→ **What you should do**
Transcribe all of the records precisely as they are presented.

→ **Data provided**

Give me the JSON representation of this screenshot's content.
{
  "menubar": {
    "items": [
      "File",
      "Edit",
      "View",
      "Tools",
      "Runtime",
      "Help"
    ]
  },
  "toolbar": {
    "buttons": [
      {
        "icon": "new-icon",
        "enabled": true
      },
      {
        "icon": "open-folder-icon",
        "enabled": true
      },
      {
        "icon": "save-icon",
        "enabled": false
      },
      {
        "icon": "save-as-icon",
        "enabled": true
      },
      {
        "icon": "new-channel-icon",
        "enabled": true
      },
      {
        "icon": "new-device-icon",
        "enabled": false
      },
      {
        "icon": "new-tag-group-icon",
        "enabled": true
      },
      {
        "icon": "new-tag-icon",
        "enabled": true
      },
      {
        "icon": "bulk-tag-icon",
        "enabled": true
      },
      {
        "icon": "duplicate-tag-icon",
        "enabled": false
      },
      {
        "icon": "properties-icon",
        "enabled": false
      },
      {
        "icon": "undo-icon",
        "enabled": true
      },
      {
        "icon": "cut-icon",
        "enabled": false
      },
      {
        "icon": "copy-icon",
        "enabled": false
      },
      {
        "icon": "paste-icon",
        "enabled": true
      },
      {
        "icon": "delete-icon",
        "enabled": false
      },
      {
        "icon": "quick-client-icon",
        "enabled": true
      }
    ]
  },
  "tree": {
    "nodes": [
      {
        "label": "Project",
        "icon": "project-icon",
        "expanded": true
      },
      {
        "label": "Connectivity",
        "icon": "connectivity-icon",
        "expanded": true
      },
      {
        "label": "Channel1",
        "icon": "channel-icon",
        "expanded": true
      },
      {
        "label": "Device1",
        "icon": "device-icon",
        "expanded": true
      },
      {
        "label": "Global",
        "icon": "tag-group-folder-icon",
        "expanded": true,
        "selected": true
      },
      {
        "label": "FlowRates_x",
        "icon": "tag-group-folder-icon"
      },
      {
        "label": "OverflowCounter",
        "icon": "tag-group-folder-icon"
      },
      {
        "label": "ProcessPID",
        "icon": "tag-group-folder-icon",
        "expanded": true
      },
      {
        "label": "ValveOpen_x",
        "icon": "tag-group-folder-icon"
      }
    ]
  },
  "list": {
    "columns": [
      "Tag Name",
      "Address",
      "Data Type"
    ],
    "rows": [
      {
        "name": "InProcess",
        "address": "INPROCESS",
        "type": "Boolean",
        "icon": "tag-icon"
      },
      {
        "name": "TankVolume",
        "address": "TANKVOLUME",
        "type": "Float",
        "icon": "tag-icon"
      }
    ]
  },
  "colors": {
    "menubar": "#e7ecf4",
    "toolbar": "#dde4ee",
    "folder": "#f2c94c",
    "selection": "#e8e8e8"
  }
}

→ **Solution for this task**
Give me the JSON representation of this screenshot's content.
{
  "menubar": {
    "items": [
      "File",
      "Edit",
      "View",
      "Tools",
      "Runtime",
      "Help"
    ]
  },
  "toolbar": {
    "buttons": [
      {
        "icon": "new-icon",
        "enabled": true
      },
      {
        "icon": "open-folder-icon",
        "enabled": true
      },
      {
        "icon": "save-icon",
        "enabled": false
      },
      {
        "icon": "save-as-icon",
        "enabled": true
      },
      {
        "icon": "new-channel-icon",
        "enabled": true
      },
      {
        "icon": "new-device-icon",
        "enabled": false
      },
      {
        "icon": "new-tag-group-icon",
        "enabled": true
      },
      {
        "icon": "new-tag-icon",
        "enabled": true
      },
      {
        "icon": "bulk-tag-icon",
        "enabled": true
      },
      {
        "icon": "duplicate-tag-icon",
        "enabled": false
      },
      {
        "icon": "properties-icon",
        "enabled": false
      },
      {
        "icon": "undo-icon",
        "enabled": true
      },
      {
        "icon": "cut-icon",
        "enabled": false
      },
      {
        "icon": "copy-icon",
        "enabled": false
      },
      {
        "icon": "paste-icon",
        "enabled": true
      },
      {
        "icon": "delete-icon",
        "enabled": false
      },
      {
        "icon": "quick-client-icon",
        "enabled": true
      }
    ]
  },
  "tree": {
    "nodes": [
      {
        "label": "Project",
        "icon": "project-icon",
        "expanded": true
      },
      {
        "label": "Connectivity",
        "icon": "connectivity-icon",
        "expanded": true
      },
      {
        "label": "Channel1",
        "icon": "channel-icon",
        "expanded": true
      },
      {
        "label": "Device1",
        "icon": "device-icon",
        "expanded": true
      },
      {
        "label": "Global",
        "icon": "tag-group-folder-icon",
        "expanded": true,
        "selected": true
      },
      {
        "label": "FlowRates_x",
        "icon": "tag-group-folder-icon"
      },
      {
        "label": "OverflowCounter",
        "icon": "tag-group-folder-icon"
      },
      {
        "label": "ProcessPID",
        "icon": "tag-group-folder-icon",
        "expanded": true
      },
      {
        "label": "ValveOpen_x",
        "icon": "tag-group-folder-icon"
      }
    ]
  },
  "list": {
    "columns": [
      "Tag Name",
      "Address",
      "Data Type"
    ],
    "rows": [
      {
        "name": "InProcess",
        "address": "INPROCESS",
        "type": "Boolean",
        "icon": "tag-icon"
      },
      {
        "name": "TankVolume",
        "address": "TANKVOLUME",
        "type": "Float",
        "icon": "tag-icon"
      }
    ]
  },
  "colors": {
    "menubar": "#e7ecf4",
    "toolbar": "#dde4ee",
    "folder": "#f2c94c",
    "selection": "#e8e8e8"
  }
}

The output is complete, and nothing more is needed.